INFORMATION GIVEN:
====
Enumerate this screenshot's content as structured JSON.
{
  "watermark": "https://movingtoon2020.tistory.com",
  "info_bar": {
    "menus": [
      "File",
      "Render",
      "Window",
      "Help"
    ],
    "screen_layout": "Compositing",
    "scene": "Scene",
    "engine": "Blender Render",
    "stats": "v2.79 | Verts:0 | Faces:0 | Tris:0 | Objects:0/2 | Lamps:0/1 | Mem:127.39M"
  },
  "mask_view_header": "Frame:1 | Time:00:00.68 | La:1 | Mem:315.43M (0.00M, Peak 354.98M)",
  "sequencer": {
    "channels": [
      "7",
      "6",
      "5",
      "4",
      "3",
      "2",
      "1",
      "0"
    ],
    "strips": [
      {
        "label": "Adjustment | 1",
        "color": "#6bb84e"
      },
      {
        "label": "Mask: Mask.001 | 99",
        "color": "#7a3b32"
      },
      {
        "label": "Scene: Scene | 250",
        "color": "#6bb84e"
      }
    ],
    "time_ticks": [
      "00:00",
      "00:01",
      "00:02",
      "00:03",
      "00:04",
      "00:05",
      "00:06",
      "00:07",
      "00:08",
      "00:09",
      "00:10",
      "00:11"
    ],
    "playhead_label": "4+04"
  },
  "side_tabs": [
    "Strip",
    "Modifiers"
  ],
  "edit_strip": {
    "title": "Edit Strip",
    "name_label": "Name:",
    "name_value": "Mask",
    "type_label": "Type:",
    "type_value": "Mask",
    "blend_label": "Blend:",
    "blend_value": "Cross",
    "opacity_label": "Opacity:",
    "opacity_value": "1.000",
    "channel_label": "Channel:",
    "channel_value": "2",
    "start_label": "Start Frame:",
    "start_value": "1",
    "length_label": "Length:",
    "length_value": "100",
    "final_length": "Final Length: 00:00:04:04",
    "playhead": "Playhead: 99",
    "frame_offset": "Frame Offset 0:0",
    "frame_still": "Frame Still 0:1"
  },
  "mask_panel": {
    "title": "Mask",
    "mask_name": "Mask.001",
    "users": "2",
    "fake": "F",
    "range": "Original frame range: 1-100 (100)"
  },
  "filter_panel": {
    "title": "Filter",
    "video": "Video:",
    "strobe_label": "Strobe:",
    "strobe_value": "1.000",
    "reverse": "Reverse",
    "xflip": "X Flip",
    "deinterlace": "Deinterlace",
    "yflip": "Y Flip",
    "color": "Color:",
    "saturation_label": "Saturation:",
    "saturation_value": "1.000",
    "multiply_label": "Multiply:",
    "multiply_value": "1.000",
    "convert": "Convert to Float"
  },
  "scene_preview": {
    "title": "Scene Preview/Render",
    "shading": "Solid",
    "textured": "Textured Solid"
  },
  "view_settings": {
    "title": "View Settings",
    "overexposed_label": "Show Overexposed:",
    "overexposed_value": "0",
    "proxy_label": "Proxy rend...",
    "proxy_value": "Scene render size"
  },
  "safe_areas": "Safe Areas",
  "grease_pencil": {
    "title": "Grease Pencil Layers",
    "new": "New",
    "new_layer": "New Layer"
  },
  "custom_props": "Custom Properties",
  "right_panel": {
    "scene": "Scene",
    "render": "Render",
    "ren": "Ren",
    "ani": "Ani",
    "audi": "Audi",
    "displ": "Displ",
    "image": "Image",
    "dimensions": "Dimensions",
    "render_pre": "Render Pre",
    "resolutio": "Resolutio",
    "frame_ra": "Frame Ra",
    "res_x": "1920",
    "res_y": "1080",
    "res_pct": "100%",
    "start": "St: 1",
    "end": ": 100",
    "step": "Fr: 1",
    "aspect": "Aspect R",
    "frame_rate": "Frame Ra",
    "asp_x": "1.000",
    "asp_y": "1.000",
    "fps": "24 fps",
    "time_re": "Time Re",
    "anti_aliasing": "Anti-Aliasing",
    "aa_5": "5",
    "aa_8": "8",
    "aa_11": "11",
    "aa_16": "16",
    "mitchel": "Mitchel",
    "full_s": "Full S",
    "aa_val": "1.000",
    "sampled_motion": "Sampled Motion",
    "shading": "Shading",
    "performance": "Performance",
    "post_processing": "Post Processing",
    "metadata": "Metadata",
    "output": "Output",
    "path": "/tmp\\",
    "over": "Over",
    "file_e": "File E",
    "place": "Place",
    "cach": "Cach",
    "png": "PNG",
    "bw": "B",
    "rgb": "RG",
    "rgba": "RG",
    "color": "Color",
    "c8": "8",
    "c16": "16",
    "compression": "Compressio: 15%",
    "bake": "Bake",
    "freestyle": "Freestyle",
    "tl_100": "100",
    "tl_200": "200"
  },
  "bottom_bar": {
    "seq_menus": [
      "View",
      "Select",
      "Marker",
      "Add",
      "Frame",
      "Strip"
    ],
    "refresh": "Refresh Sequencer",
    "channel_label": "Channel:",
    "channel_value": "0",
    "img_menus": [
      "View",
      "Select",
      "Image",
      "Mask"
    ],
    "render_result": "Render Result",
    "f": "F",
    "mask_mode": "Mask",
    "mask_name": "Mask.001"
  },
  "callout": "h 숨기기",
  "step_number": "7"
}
====
Exactly reproduce every line of the data above.

COMPLETE OUTPUT:
Enumerate this screenshot's content as structured JSON.
{
  "watermark": "https://movingtoon2020.tistory.com",
  "info_bar": {
    "menus": [
      "File",
      "Render",
      "Window",
      "Help"
    ],
    "screen_layout": "Compositing",
    "scene": "Scene",
    "engine": "Blender Render",
    "stats": "v2.79 | Verts:0 | Faces:0 | Tris:0 | Objects:0/2 | Lamps:0/1 | Mem:127.39M"
  },
  "mask_view_header": "Frame:1 | Time:00:00.68 | La:1 | Mem:315.43M (0.00M, Peak 354.98M)",
  "sequencer": {
    "channels": [
      "7",
      "6",
      "5",
      "4",
      "3",
      "2",
      "1",
      "0"
    ],
    "strips": [
      {
        "label": "Adjustment | 1",
        "color": "#6bb84e"
      },
      {
        "label": "Mask: Mask.001 | 99",
        "color": "#7a3b32"
      },
      {
        "label": "Scene: Scene | 250",
        "color": "#6bb84e"
      }
    ],
    "time_ticks": [
      "00:00",
      "00:01",
      "00:02",
      "00:03",
      "00:04",
      "00:05",
      "00:06",
      "00:07",
      "00:08",
      "00:09",
      "00:10",
      "00:11"
    ],
    "playhead_label": "4+04"
  },
  "side_tabs": [
    "Strip",
    "Modifiers"
  ],
  "edit_strip": {
    "title": "Edit Strip",
    "name_label": "Name:",
    "name_value": "Mask",
    "type_label": "Type:",
    "type_value": "Mask",
    "blend_label": "Blend:",
    "blend_value": "Cross",
    "opacity_label": "Opacity:",
    "opacity_value": "1.000",
    "channel_label": "Channel:",
    "channel_value": "2",
    "start_label": "Start Frame:",
    "start_value": "1",
    "length_label": "Length:",
    "length_value": "100",
    "final_length": "Final Length: 00:00:04:04",
    "playhead": "Playhead: 99",
    "frame_offset": "Frame Offset 0:0",
    "frame_still": "Frame Still 0:1"
  },
  "mask_panel": {
    "title": "Mask",
    "mask_name": "Mask.001",
    "users": "2",
    "fake": "F",
    "range": "Original frame range: 1-100 (100)"
  },
  "filter_panel": {
    "title": "Filter",
    "video": "Video:",
    "strobe_label": "Strobe:",
    "strobe_value": "1.000",
    "reverse": "Reverse",
    "xflip": "X Flip",
    "deinterlace": "Deinterlace",
    "yflip": "Y Flip",
    "color": "Color:",
    "saturation_label": "Saturation:",
    "saturation_value": "1.000",
    "multiply_label": "Multiply:",
    "multiply_value": "1.000",
    "convert": "Convert to Float"
  },
  "scene_preview": {
    "title": "Scene Preview/Render",
    "shading": "Solid",
    "textured": "Textured Solid"
  },
  "view_settings": {
    "title": "View Settings",
    "overexposed_label": "Show Overexposed:",
    "overexposed_value": "0",
    "proxy_label": "Proxy rend...",
    "proxy_value": "Scene render size"
  },
  "safe_areas": "Safe Areas",
  "grease_pencil": {
    "title": "Grease Pencil Layers",
    "new": "New",
    "new_layer": "New Layer"
  },
  "custom_props": "Custom Properties",
  "right_panel": {
    "scene": "Scene",
    "render": "Render",
    "ren": "Ren",
    "ani": "Ani",
    "audi": "Audi",
    "displ": "Displ",
    "image": "Image",
    "dimensions": "Dimensions",
    "render_pre": "Render Pre",
    "resolutio": "Resolutio",
    "frame_ra": "Frame Ra",
    "res_x": "1920",
    "res_y": "1080",
    "res_pct": "100%",
    "start": "St: 1",
    "end": ": 100",
    "step": "Fr: 1",
    "aspect": "Aspect R",
    "frame_rate": "Frame Ra",
    "asp_x": "1.000",
    "asp_y": "1.000",
    "fps": "24 fps",
    "time_re": "Time Re",
    "anti_aliasing": "Anti-Aliasing",
    "aa_5": "5",
    "aa_8": "8",
    "aa_11": "11",
    "aa_16": "16",
    "mitchel": "Mitchel",
    "full_s": "Full S",
    "aa_val": "1.000",
    "sampled_motion": "Sampled Motion",
    "shading": "Shading",
    "performance": "Performance",
    "post_processing": "Post Processing",
    "metadata": "Metadata",
    "output": "Output",
    "path": "/tmp\\",
    "over": "Over",
    "file_e": "File E",
    "place": "Place",
    "cach": "Cach",
    "png": "PNG",
    "bw": "B",
    "rgb": "RG",
    "rgba": "RG",
    "color": "Color",
    "c8": "8",
    "c16": "16",
    "compression": "Compressio: 15%",
    "bake": "Bake",
    "freestyle": "Freestyle",
    "tl_100": "100",
    "tl_200": "200"
  },
  "bottom_bar": {
    "seq_menus": [
      "View",
      "Select",
      "Marker",
      "Add",
      "Frame",
      "Strip"
    ],
    "refresh": "Refresh Sequencer",
    "channel_label": "Channel:",
    "channel_value": "0",
    "img_menus": [
      "View",
      "Select",
      "Image",
      "Mask"
    ],
    "render_result": "Render Result",
    "f": "F",
    "mask_mode": "Mask",
    "mask_name": "Mask.001"
  },
  "callout": "h 숨기기",
  "step_number": "7"
}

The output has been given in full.